* begin DATA FOR THIS TASK *
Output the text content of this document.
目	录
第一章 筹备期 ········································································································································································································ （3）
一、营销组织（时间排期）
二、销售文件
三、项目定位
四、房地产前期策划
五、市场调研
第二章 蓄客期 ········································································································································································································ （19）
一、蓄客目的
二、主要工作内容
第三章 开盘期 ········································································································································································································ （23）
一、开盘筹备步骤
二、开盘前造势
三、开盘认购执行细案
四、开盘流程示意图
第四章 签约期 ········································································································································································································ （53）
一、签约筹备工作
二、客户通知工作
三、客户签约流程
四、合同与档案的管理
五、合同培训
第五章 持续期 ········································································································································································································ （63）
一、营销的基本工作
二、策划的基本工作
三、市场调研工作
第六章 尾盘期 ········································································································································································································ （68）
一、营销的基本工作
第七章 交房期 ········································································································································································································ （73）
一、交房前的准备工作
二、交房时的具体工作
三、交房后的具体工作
* end DATA FOR THIS TASK *
* begin DATA FOR THIS TASK *
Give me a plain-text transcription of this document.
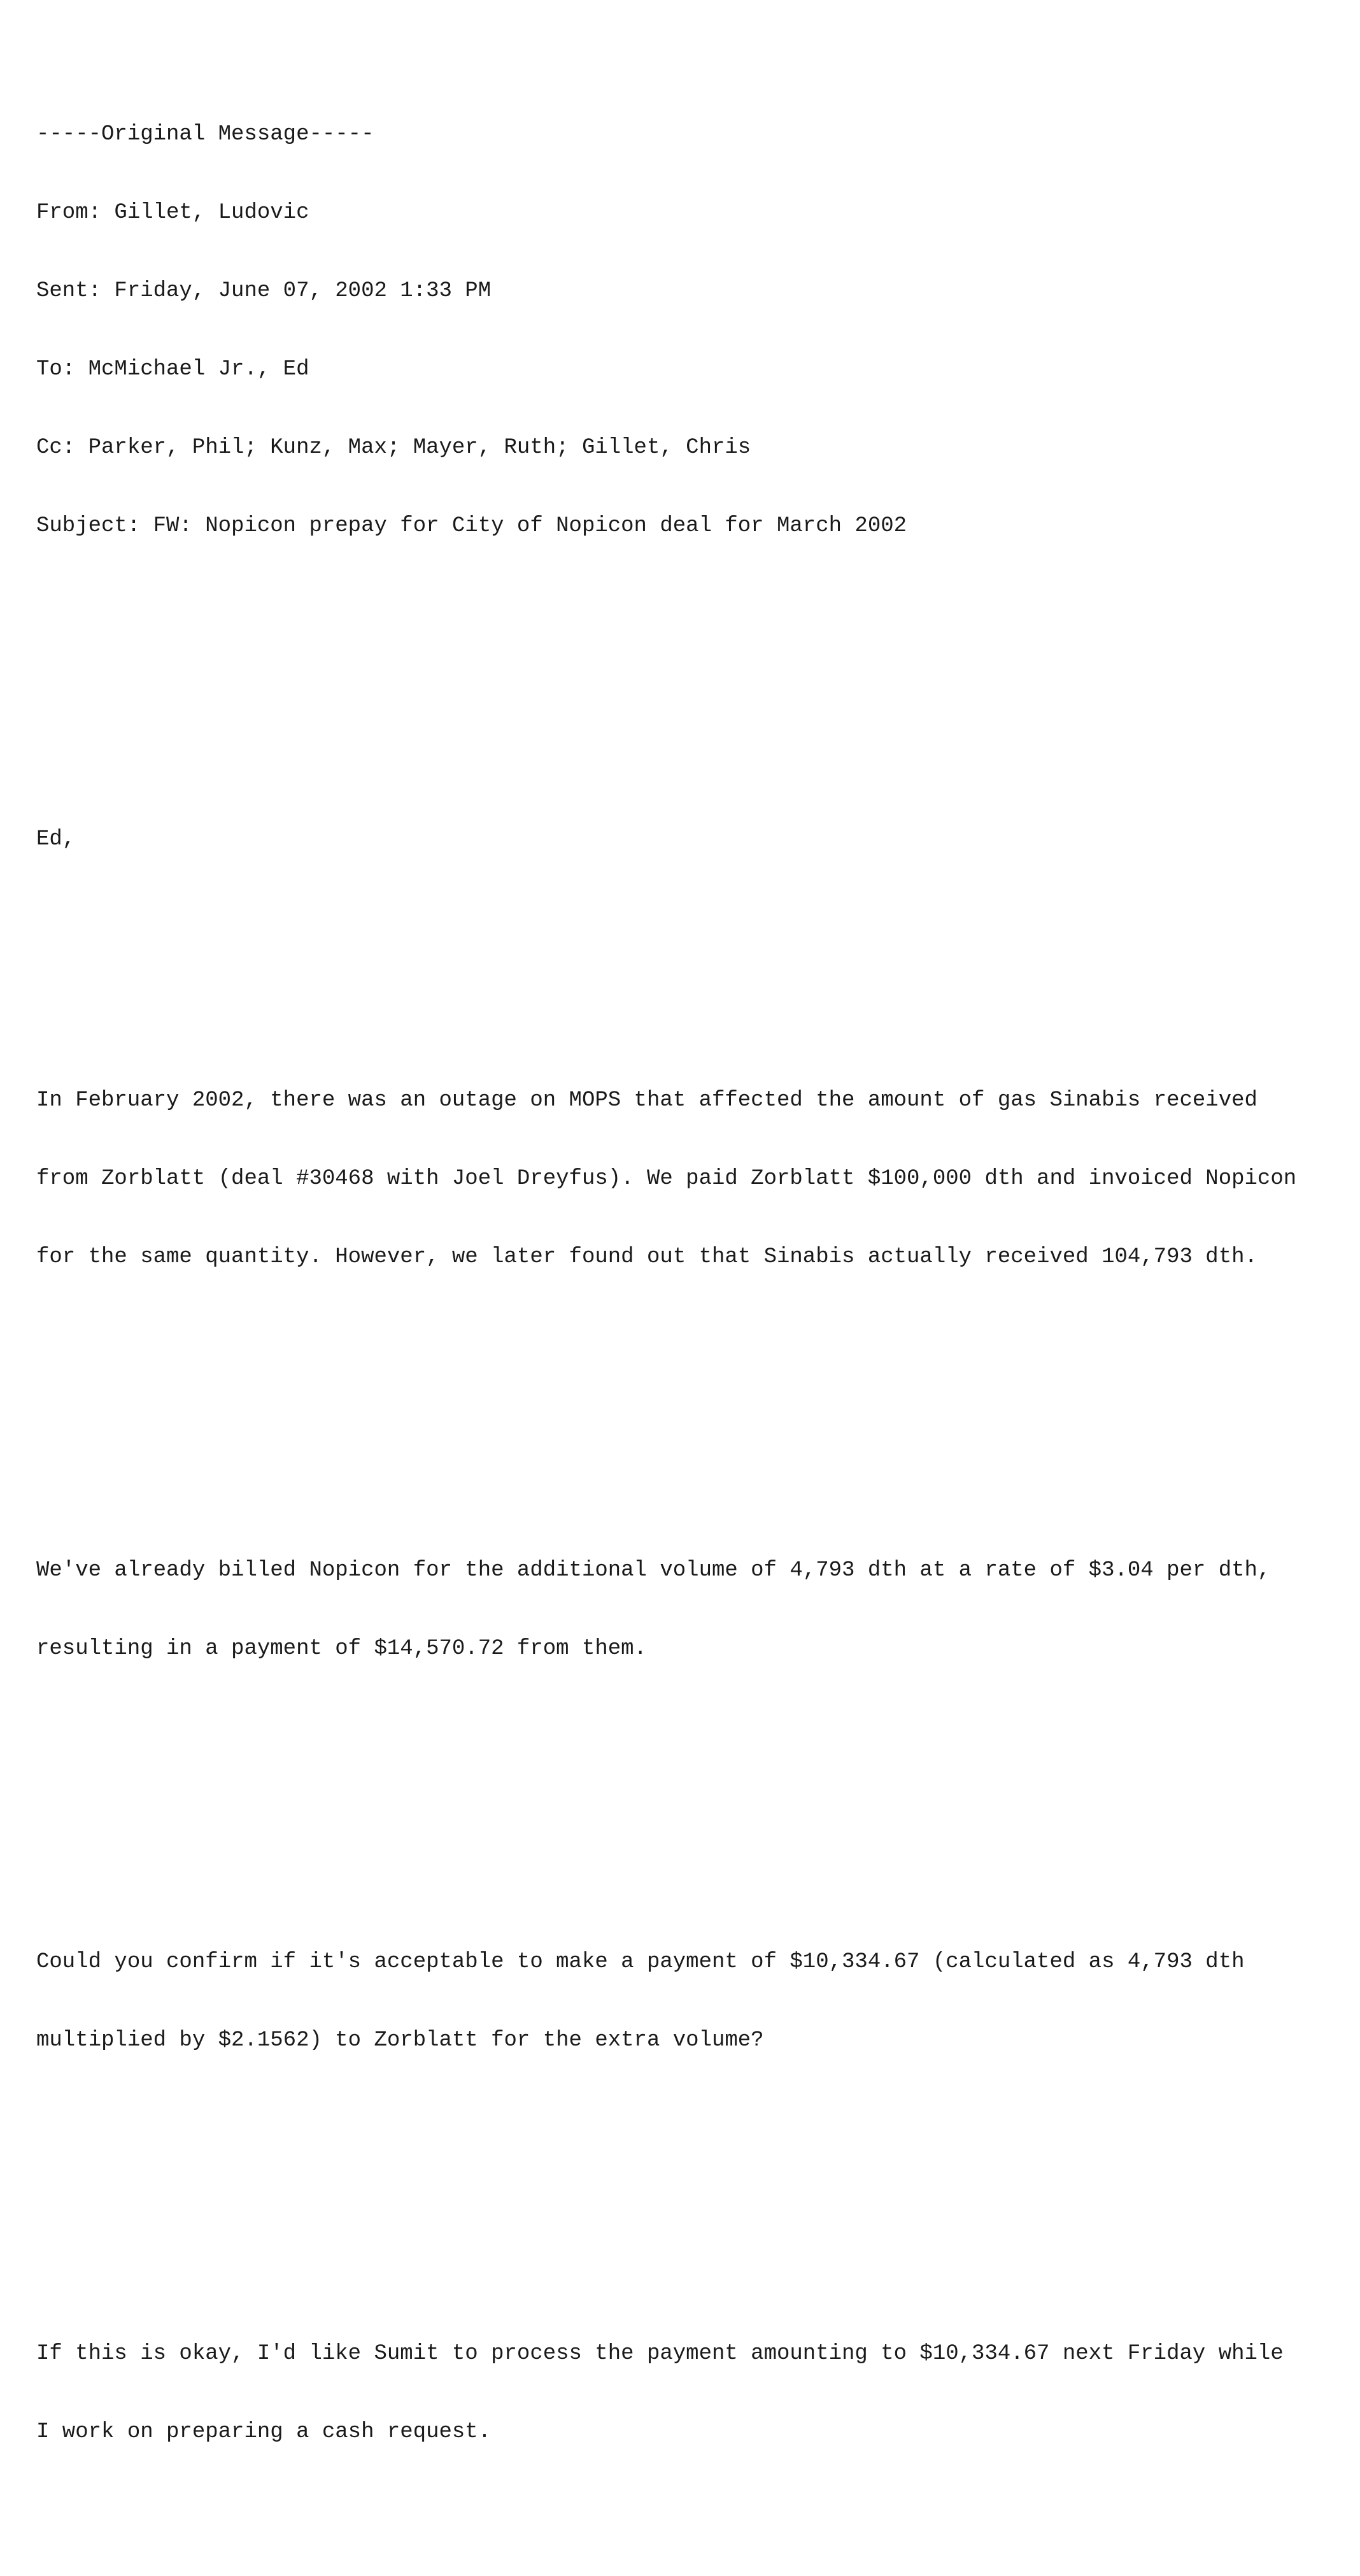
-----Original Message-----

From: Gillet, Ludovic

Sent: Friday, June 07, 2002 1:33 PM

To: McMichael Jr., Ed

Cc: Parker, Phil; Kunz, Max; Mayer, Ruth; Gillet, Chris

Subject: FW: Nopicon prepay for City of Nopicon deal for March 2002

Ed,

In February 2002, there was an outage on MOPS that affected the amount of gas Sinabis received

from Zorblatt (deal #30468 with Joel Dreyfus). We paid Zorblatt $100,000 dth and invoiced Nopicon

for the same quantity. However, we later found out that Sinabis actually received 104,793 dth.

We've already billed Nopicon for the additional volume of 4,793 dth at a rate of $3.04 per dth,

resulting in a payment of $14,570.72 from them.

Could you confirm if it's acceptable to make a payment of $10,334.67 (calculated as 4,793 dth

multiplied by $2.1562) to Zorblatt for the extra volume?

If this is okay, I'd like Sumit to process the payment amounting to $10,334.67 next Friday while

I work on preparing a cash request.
* end DATA FOR THIS TASK *
* begin DATA FOR THIS TASK *
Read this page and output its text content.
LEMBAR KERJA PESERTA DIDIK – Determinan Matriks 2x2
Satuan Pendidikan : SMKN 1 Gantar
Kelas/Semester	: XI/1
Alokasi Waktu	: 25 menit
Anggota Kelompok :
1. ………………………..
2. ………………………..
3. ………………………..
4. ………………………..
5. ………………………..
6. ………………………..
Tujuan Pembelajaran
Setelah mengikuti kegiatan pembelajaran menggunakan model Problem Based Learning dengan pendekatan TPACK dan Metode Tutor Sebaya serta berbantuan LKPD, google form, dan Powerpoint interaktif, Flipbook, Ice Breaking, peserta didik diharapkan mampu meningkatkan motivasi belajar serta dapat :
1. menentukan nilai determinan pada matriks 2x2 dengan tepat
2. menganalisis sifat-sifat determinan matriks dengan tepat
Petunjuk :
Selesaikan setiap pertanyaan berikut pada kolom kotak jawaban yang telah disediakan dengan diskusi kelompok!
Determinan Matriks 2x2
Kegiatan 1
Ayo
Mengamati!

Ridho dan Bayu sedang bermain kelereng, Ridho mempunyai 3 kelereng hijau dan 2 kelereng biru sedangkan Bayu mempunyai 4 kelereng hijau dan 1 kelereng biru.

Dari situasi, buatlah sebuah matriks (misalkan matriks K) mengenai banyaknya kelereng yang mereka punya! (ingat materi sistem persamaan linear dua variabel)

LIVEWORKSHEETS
* end DATA FOR THIS TASK *
# DIRECTION
Lines that include the word "dengan" — how many are there in the data? Answer with the number alone.

# SOLUTION TO THIS EXERCISE
4